(PROMPT) Extract all lines that hold "ANJALA" from the records below.
— START OF DATA SUPPLIED —
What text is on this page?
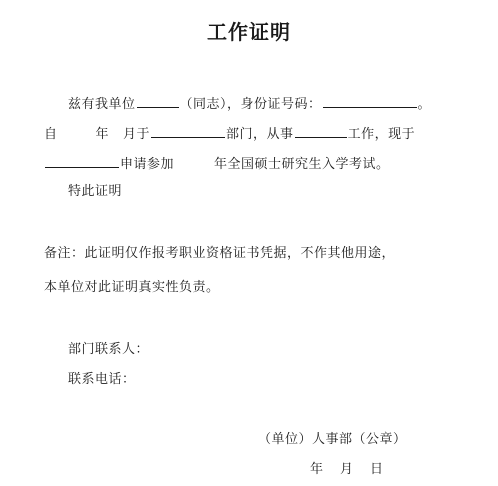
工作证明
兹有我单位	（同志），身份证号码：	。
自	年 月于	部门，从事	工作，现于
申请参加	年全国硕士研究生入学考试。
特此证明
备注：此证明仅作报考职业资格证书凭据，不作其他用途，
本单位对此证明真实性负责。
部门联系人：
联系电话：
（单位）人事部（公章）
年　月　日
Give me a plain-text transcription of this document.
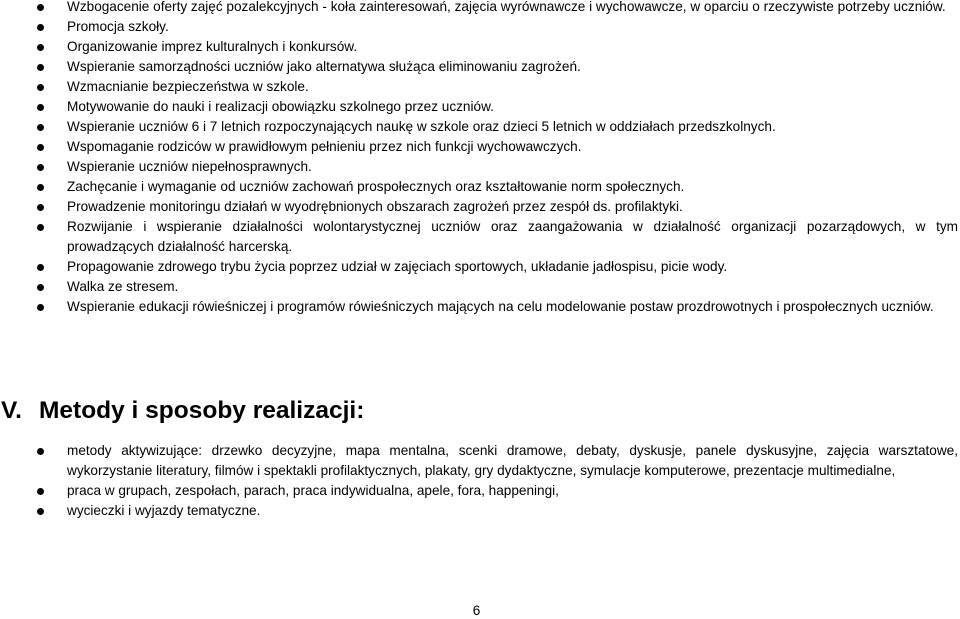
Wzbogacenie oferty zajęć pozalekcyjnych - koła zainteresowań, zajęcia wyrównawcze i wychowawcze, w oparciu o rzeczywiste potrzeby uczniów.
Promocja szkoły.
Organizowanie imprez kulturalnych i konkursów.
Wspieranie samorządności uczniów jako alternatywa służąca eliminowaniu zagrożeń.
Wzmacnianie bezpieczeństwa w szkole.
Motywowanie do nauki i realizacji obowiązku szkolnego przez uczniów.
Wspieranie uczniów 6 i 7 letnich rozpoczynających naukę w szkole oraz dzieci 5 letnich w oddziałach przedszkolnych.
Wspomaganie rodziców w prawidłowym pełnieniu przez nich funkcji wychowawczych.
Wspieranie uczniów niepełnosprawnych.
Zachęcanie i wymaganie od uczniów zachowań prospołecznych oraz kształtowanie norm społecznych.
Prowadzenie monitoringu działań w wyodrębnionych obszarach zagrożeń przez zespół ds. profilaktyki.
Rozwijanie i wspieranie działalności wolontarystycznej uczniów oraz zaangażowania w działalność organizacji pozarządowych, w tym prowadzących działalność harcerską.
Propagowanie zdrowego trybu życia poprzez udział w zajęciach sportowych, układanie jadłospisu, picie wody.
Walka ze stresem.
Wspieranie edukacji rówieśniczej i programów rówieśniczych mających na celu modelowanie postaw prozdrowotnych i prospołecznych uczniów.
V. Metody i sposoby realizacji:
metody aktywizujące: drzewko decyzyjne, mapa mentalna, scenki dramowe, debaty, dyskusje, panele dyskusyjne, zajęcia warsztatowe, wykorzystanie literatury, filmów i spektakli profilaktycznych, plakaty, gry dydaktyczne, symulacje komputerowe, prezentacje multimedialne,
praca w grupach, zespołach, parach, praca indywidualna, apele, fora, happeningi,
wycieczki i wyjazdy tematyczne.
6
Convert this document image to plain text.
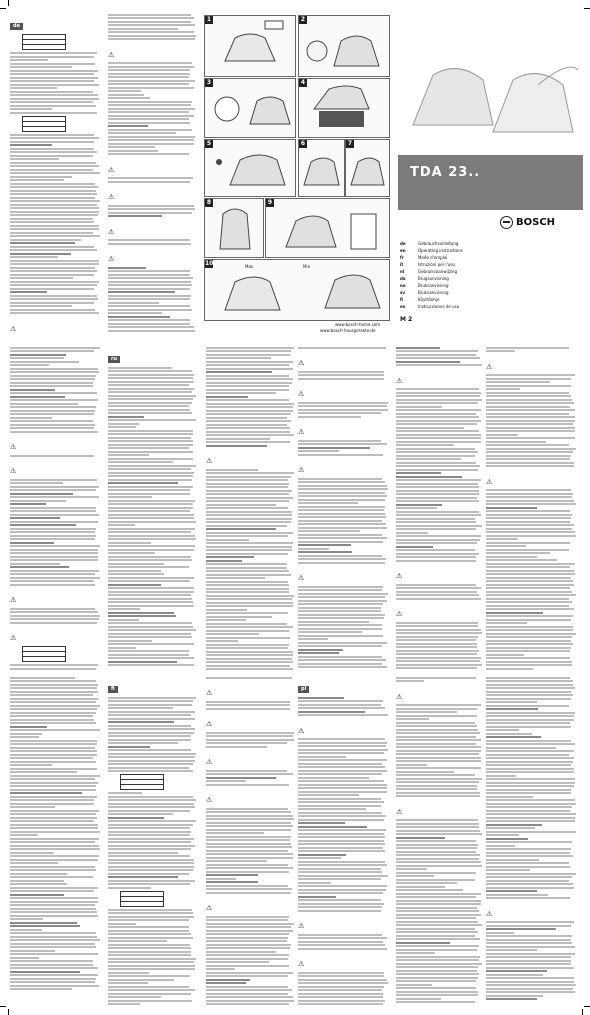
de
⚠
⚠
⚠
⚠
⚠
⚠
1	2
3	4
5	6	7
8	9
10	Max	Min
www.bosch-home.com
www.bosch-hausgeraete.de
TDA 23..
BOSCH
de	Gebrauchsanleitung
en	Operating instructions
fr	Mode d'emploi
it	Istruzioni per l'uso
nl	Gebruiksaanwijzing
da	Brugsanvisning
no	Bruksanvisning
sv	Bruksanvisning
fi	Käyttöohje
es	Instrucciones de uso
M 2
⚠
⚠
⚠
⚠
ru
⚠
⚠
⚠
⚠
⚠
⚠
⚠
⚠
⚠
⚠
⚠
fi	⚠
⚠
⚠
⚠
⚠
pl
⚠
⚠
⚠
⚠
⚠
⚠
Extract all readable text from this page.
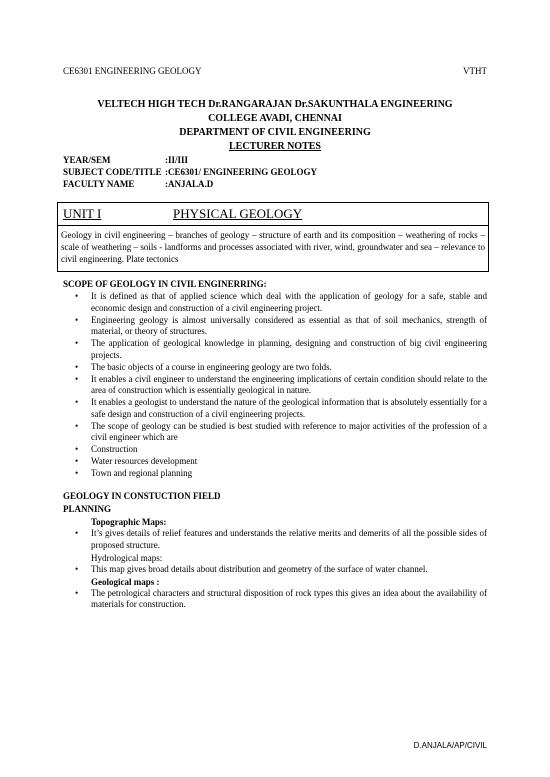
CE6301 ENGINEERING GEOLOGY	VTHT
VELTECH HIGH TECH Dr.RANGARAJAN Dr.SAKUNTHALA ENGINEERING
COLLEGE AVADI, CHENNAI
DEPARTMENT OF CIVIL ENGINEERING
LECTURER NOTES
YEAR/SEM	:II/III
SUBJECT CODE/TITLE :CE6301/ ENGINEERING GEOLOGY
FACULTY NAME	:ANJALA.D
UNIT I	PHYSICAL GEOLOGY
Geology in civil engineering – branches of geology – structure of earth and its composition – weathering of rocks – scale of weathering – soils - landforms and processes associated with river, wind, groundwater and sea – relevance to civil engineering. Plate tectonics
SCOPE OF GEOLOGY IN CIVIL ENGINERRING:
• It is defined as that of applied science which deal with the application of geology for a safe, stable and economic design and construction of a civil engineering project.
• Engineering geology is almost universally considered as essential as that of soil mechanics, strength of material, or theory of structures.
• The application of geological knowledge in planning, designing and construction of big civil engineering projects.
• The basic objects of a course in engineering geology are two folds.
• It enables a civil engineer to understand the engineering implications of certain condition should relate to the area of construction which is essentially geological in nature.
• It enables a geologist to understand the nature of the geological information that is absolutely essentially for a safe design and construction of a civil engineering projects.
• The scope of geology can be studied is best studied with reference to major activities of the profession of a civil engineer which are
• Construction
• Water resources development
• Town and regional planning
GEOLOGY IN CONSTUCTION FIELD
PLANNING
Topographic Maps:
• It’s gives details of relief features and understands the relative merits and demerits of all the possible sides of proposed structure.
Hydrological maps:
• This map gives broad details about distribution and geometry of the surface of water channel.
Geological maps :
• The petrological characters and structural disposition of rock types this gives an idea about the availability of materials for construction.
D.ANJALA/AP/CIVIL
— END OF DATA SUPPLIED —
(FINAL RESULT)
FACULTY NAME	:ANJALA.D
D.ANJALA/AP/CIVIL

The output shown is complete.